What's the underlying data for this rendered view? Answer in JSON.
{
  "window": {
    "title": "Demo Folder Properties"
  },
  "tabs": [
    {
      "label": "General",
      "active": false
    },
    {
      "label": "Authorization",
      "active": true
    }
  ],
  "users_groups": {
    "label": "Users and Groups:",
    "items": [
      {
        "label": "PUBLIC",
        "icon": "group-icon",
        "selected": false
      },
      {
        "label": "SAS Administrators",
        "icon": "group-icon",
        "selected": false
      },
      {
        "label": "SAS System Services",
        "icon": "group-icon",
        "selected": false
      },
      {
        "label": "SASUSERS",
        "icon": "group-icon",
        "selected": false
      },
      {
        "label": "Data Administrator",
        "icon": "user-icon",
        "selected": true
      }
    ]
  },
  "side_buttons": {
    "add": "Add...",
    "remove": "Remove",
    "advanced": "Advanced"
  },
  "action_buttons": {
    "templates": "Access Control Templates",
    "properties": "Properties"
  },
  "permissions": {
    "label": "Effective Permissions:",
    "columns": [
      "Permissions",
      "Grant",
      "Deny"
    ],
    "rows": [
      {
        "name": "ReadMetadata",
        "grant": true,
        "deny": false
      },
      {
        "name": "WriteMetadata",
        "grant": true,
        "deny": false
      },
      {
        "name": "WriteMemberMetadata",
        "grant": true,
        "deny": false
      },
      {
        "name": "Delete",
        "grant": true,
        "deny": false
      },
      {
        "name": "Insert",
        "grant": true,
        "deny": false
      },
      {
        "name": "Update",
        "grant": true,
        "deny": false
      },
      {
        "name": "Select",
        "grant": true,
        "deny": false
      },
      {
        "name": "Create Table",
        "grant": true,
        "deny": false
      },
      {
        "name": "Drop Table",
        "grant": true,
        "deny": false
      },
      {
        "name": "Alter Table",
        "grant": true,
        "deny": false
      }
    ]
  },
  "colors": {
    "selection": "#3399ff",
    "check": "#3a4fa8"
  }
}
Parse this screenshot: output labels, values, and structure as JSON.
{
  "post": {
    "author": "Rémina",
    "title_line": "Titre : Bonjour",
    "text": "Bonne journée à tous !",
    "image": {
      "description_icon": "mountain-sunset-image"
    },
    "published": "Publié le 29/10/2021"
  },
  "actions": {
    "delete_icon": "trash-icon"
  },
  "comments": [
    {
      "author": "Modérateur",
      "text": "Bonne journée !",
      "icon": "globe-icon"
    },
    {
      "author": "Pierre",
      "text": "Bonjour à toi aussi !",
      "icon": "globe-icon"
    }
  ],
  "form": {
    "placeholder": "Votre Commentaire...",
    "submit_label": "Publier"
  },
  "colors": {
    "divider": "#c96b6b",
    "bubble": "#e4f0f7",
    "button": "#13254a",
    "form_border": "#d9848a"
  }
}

* OBJECTIVE
Using the material above, gather every line that includes "Properties".

* EXERCISE SOLUTION
    "title": "Demo Folder Properties"
    "properties": "Properties"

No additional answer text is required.